Provided material:
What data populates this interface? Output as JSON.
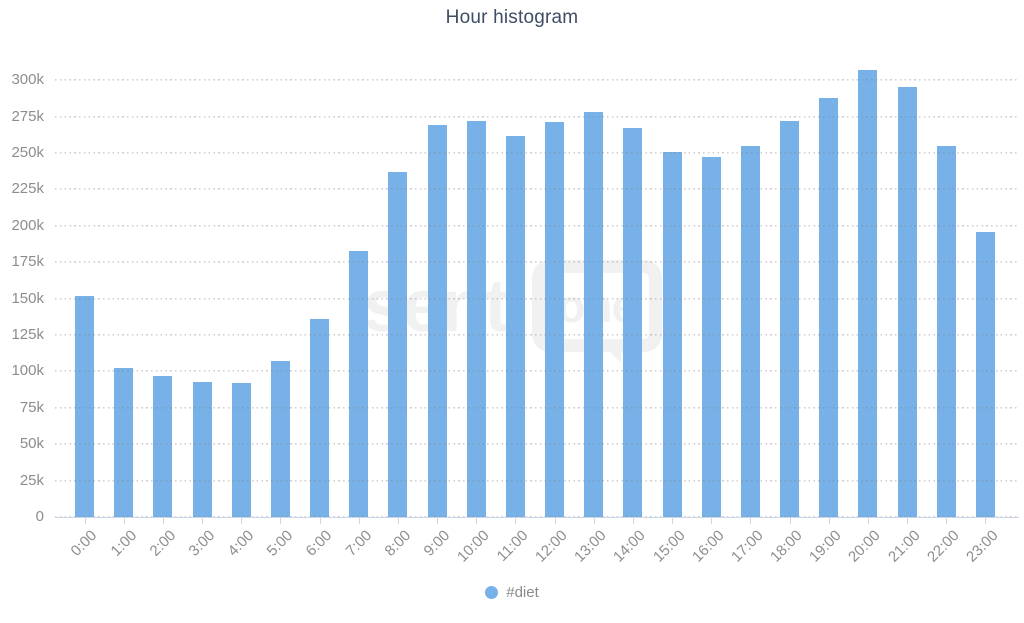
{
  "title": "Hour histogram",
  "legend": {
    "label": "#diet",
    "marker_color": "#77b1e8"
  },
  "watermark": {
    "prefix": "senti",
    "boxed": "one"
  },
  "colors": {
    "bar": "#77b1e8",
    "axis_line": "#ccd6eb",
    "grid_dot": "#c9c9c9",
    "title_text": "#3e4d64",
    "axis_label_text": "#8d8d8d",
    "legend_text": "#8a8a8a",
    "watermark_text": "#f1f1f1",
    "background": "#ffffff"
  },
  "chart_data": {
    "type": "bar",
    "title": "Hour histogram",
    "xlabel": "",
    "ylabel": "",
    "values_unit": "thousands",
    "ylim": [
      0,
      320
    ],
    "grid": true,
    "legend_position": "bottom-center",
    "categories": [
      "0:00",
      "1:00",
      "2:00",
      "3:00",
      "4:00",
      "5:00",
      "6:00",
      "7:00",
      "8:00",
      "9:00",
      "10:00",
      "11:00",
      "12:00",
      "13:00",
      "14:00",
      "15:00",
      "16:00",
      "17:00",
      "18:00",
      "19:00",
      "20:00",
      "21:00",
      "22:00",
      "23:00"
    ],
    "series": [
      {
        "name": "#diet",
        "values": [
          152,
          102,
          97,
          93,
          92,
          107,
          136,
          183,
          237,
          269,
          272,
          262,
          271,
          278,
          267,
          251,
          247,
          255,
          272,
          288,
          307,
          295,
          255,
          196
        ]
      }
    ],
    "yticks": [
      {
        "value": 0,
        "label": "0"
      },
      {
        "value": 25,
        "label": "25k"
      },
      {
        "value": 50,
        "label": "50k"
      },
      {
        "value": 75,
        "label": "75k"
      },
      {
        "value": 100,
        "label": "100k"
      },
      {
        "value": 125,
        "label": "125k"
      },
      {
        "value": 150,
        "label": "150k"
      },
      {
        "value": 175,
        "label": "175k"
      },
      {
        "value": 200,
        "label": "200k"
      },
      {
        "value": 225,
        "label": "225k"
      },
      {
        "value": 250,
        "label": "250k"
      },
      {
        "value": 275,
        "label": "275k"
      },
      {
        "value": 300,
        "label": "300k"
      }
    ]
  }
}
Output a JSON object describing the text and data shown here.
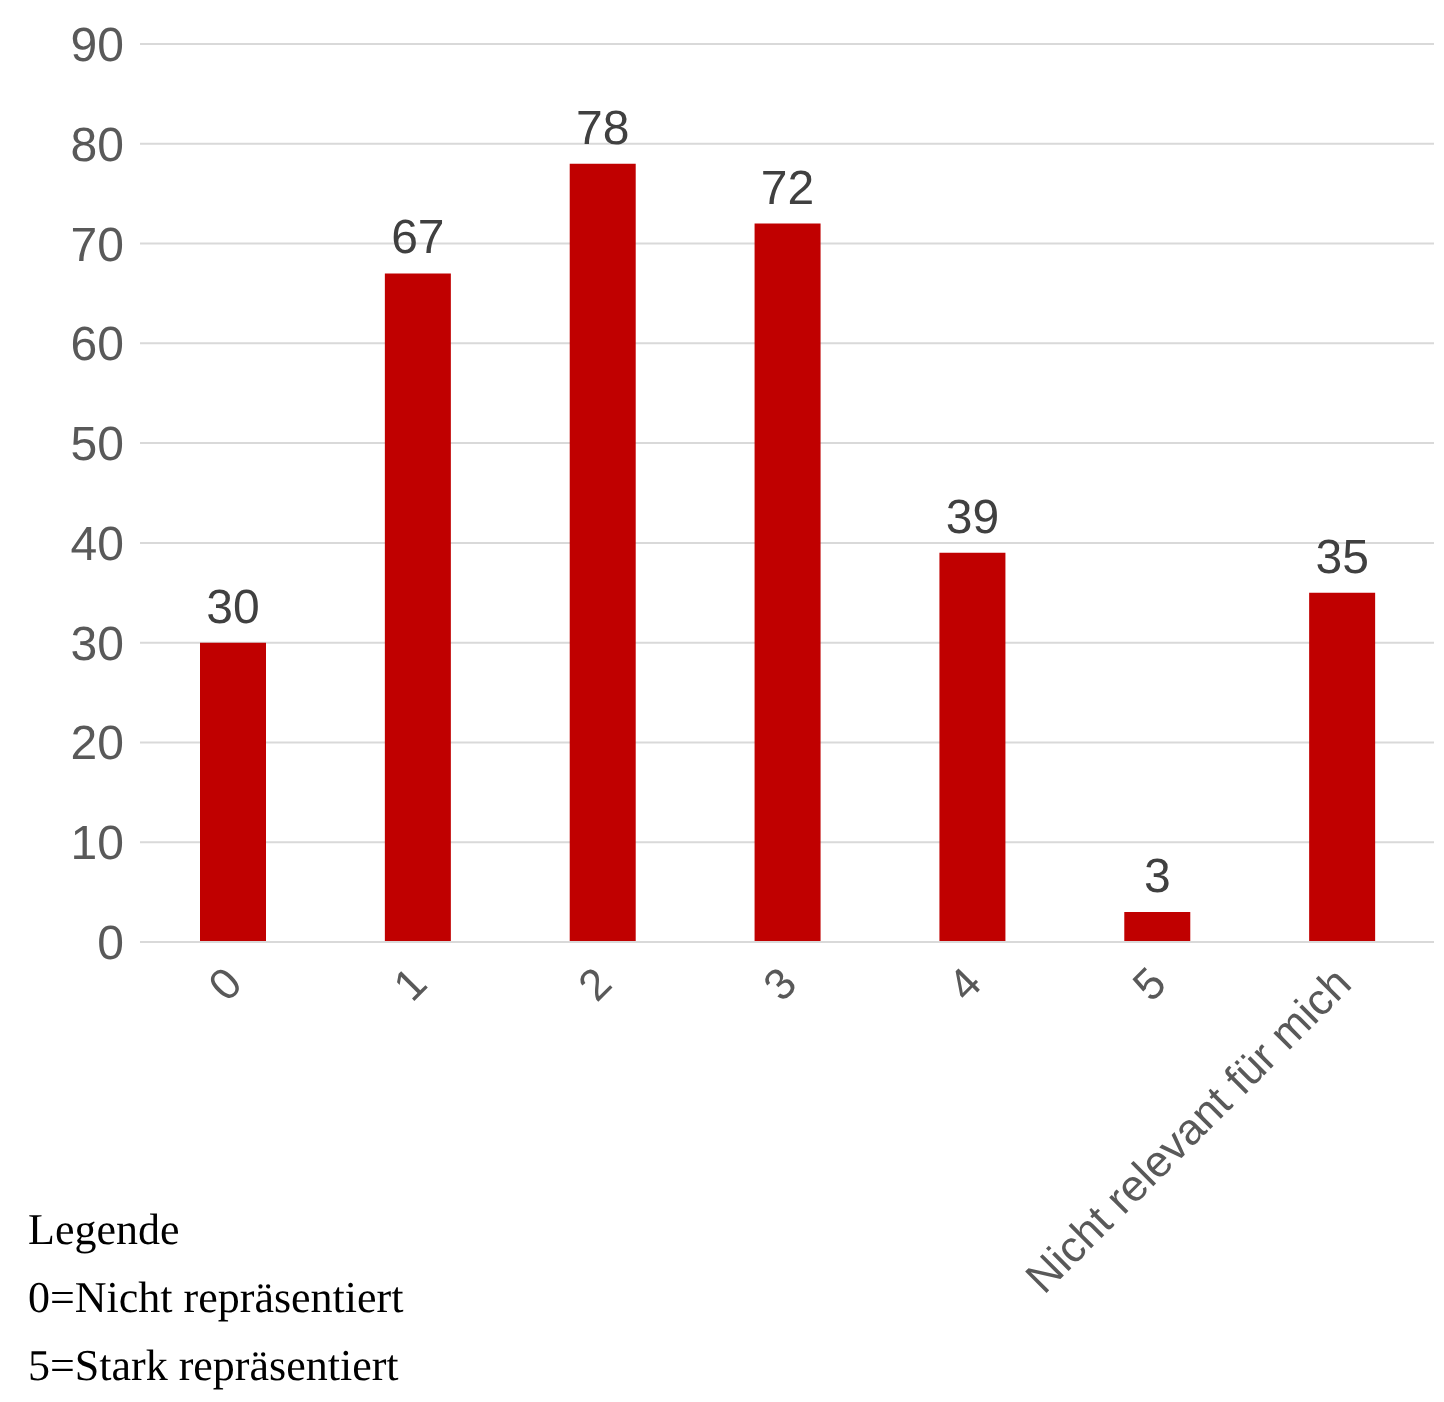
{
  "chart_data": {
    "type": "bar",
    "categories": [
      "0",
      "1",
      "2",
      "3",
      "4",
      "5",
      "Nicht relevant für mich"
    ],
    "values": [
      30,
      67,
      78,
      72,
      39,
      3,
      35
    ],
    "color": "#c00000",
    "ylim": [
      0,
      90
    ],
    "yticks": [
      0,
      10,
      20,
      30,
      40,
      50,
      60,
      70,
      80,
      90
    ],
    "grid": "y",
    "legend": false,
    "data_labels": true,
    "annotations": [
      "Legende",
      "0=Nicht repräsentiert",
      "5=Stark repräsentiert"
    ]
  }
}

Task to complete: Each line of the data should be quoted exactly, with pictures left out.

Output of the exercise:
What data populates this interface? Output as JSON.
{
  "title": "Hour histogram",
  "legend": {
    "label": "#diet",
    "marker_color": "#77b1e8"
  },
  "watermark": {
    "prefix": "senti",
    "boxed": "one"
  },
  "colors": {
    "bar": "#77b1e8",
    "axis_line": "#ccd6eb",
    "grid_dot": "#c9c9c9",
    "title_text": "#3e4d64",
    "axis_label_text": "#8d8d8d",
    "legend_text": "#8a8a8a",
    "watermark_text": "#f1f1f1",
    "background": "#ffffff"
  },
  "chart_data": {
    "type": "bar",
    "title": "Hour histogram",
    "xlabel": "",
    "ylabel": "",
    "values_unit": "thousands",
    "ylim": [
      0,
      320
    ],
    "grid": true,
    "legend_position": "bottom-center",
    "categories": [
      "0:00",
      "1:00",
      "2:00",
      "3:00",
      "4:00",
      "5:00",
      "6:00",
      "7:00",
      "8:00",
      "9:00",
      "10:00",
      "11:00",
      "12:00",
      "13:00",
      "14:00",
      "15:00",
      "16:00",
      "17:00",
      "18:00",
      "19:00",
      "20:00",
      "21:00",
      "22:00",
      "23:00"
    ],
    "series": [
      {
        "name": "#diet",
        "values": [
          152,
          102,
          97,
          93,
          92,
          107,
          136,
          183,
          237,
          269,
          272,
          262,
          271,
          278,
          267,
          251,
          247,
          255,
          272,
          288,
          307,
          295,
          255,
          196
        ]
      }
    ],
    "yticks": [
      {
        "value": 0,
        "label": "0"
      },
      {
        "value": 25,
        "label": "25k"
      },
      {
        "value": 50,
        "label": "50k"
      },
      {
        "value": 75,
        "label": "75k"
      },
      {
        "value": 100,
        "label": "100k"
      },
      {
        "value": 125,
        "label": "125k"
      },
      {
        "value": 150,
        "label": "150k"
      },
      {
        "value": 175,
        "label": "175k"
      },
      {
        "value": 200,
        "label": "200k"
      },
      {
        "value": 225,
        "label": "225k"
      },
      {
        "value": 250,
        "label": "250k"
      },
      {
        "value": 275,
        "label": "275k"
      },
      {
        "value": 300,
        "label": "300k"
      }
    ]
  }
}
Output a JSON object describing the text and data shown here.
{
  "chart_data": {
    "type": "bar",
    "categories": [
      "0",
      "1",
      "2",
      "3",
      "4",
      "5",
      "Nicht relevant für mich"
    ],
    "values": [
      30,
      67,
      78,
      72,
      39,
      3,
      35
    ],
    "color": "#c00000",
    "ylim": [
      0,
      90
    ],
    "yticks": [
      0,
      10,
      20,
      30,
      40,
      50,
      60,
      70,
      80,
      90
    ],
    "grid": "y",
    "legend": false,
    "data_labels": true,
    "annotations": [
      "Legende",
      "0=Nicht repräsentiert",
      "5=Stark repräsentiert"
    ]
  }
}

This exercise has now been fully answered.